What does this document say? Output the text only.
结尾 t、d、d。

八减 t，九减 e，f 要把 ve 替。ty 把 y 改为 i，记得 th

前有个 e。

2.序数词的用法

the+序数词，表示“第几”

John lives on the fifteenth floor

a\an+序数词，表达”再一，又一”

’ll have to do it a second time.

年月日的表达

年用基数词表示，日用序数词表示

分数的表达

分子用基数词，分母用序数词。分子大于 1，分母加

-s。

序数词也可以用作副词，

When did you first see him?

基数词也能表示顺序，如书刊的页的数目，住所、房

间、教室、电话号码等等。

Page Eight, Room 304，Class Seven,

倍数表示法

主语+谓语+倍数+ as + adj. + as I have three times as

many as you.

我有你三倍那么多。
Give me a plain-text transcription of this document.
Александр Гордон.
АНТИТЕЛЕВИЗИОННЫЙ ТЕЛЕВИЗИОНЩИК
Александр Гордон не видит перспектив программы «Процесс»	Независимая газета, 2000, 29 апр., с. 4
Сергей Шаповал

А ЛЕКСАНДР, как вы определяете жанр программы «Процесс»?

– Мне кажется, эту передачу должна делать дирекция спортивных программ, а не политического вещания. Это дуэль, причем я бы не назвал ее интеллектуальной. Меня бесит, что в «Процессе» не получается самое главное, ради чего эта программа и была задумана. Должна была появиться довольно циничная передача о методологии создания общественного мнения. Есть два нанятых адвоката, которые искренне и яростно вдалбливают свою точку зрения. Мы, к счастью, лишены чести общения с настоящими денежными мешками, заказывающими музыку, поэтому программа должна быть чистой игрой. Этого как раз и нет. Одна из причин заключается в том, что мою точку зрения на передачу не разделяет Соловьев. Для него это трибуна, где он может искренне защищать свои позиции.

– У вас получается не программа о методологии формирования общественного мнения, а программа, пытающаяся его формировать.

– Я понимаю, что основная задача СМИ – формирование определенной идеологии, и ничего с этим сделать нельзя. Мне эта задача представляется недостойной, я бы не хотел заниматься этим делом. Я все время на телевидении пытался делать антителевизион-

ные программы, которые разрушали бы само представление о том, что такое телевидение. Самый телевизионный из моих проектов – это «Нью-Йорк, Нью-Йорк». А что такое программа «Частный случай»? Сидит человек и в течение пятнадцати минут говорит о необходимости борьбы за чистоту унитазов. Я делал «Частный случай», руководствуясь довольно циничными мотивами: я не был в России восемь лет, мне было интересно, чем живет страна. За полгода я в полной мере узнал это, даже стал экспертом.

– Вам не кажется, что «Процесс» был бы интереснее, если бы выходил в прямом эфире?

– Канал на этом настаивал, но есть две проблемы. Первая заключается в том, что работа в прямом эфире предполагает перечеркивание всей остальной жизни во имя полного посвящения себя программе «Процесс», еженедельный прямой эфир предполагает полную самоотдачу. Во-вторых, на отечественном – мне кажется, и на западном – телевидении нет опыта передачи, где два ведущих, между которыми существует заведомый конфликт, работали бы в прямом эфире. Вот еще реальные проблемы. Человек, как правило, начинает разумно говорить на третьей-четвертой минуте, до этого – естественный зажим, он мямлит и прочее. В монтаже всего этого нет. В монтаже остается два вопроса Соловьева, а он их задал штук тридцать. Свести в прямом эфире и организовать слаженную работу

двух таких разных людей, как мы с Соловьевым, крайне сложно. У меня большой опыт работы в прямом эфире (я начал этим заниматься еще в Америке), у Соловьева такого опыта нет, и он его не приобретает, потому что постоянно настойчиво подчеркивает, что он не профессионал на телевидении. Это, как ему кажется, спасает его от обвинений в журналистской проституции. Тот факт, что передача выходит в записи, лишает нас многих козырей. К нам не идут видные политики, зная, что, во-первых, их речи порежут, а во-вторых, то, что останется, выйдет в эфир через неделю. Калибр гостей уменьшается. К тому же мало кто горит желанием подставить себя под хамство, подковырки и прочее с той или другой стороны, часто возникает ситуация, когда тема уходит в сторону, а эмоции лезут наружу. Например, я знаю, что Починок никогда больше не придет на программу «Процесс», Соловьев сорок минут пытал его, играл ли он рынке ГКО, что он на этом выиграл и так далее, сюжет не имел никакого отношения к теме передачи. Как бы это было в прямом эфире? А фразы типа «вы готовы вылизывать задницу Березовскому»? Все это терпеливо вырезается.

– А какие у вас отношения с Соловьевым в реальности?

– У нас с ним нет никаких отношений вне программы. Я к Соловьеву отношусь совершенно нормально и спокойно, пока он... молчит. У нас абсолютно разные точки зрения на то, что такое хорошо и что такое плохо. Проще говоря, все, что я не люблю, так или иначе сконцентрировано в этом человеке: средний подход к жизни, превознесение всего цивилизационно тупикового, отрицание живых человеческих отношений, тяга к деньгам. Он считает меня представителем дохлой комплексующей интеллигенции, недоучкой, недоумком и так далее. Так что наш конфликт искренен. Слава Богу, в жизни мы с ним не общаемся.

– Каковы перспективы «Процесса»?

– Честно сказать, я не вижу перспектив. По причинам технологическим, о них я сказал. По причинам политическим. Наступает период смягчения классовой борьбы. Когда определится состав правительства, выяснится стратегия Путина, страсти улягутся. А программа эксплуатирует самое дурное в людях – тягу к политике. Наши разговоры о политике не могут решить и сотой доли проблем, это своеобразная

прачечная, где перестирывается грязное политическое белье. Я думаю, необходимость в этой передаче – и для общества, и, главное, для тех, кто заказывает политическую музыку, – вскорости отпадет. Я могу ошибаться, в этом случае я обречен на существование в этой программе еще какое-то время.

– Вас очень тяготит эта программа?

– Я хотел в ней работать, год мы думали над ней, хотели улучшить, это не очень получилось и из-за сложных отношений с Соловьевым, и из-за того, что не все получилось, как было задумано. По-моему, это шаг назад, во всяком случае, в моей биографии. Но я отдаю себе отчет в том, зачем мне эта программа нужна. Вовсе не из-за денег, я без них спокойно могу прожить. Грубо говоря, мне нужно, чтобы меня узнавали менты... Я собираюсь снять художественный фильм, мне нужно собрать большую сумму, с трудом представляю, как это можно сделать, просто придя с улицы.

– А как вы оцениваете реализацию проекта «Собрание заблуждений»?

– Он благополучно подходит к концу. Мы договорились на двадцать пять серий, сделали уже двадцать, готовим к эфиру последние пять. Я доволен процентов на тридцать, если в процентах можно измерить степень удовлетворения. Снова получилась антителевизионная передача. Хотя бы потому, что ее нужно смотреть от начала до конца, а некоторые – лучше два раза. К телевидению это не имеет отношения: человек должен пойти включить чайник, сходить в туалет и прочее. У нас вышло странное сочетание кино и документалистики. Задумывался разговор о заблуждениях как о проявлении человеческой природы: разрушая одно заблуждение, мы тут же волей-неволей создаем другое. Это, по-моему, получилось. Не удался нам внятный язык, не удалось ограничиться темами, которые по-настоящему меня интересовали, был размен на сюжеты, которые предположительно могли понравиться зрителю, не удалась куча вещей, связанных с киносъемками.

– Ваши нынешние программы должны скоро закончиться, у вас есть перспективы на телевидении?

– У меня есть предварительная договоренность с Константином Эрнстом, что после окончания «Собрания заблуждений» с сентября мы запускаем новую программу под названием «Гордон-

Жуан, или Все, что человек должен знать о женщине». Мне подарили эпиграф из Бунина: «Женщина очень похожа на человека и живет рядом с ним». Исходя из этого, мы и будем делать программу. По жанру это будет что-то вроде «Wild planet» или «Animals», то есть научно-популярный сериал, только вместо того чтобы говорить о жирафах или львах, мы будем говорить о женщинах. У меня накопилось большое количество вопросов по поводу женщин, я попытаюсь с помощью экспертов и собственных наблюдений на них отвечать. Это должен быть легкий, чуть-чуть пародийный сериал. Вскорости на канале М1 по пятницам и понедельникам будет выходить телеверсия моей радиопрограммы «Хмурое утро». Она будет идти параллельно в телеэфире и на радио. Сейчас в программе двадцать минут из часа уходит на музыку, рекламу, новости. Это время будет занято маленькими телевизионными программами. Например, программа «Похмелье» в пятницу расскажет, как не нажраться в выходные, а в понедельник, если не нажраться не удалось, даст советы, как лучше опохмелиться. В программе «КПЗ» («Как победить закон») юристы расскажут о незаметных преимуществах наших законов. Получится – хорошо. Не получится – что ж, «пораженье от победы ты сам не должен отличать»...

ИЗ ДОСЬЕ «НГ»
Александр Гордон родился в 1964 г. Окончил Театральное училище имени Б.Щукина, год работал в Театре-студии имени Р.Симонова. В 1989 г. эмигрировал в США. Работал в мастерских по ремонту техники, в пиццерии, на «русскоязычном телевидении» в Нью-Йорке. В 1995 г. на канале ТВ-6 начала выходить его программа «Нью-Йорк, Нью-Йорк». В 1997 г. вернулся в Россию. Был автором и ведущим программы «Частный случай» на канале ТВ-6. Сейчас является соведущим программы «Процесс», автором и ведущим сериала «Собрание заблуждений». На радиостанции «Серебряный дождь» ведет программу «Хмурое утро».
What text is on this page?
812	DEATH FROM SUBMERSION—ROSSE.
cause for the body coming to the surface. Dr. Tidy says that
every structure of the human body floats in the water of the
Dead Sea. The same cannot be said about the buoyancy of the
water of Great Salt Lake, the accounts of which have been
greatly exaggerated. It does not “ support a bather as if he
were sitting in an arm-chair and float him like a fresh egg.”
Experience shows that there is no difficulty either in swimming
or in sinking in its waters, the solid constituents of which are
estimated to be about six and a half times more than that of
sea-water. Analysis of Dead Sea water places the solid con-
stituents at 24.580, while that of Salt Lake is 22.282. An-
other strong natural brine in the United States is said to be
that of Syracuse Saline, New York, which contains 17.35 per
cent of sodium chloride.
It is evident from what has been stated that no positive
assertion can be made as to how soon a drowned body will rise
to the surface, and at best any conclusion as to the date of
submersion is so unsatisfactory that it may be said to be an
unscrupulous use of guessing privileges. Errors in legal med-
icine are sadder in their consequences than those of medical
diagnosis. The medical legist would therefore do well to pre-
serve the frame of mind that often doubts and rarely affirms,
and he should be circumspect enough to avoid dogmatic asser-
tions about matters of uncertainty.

====================

### STATED EXERCISE
From the data above, copy each line that holds "which".

### THE OUTPUT
water of Great Salt Lake, the accounts of which have been
or in sinking in its waters, the solid constituents of which are
that of Syracuse Saline, New York, which contains 17.35 per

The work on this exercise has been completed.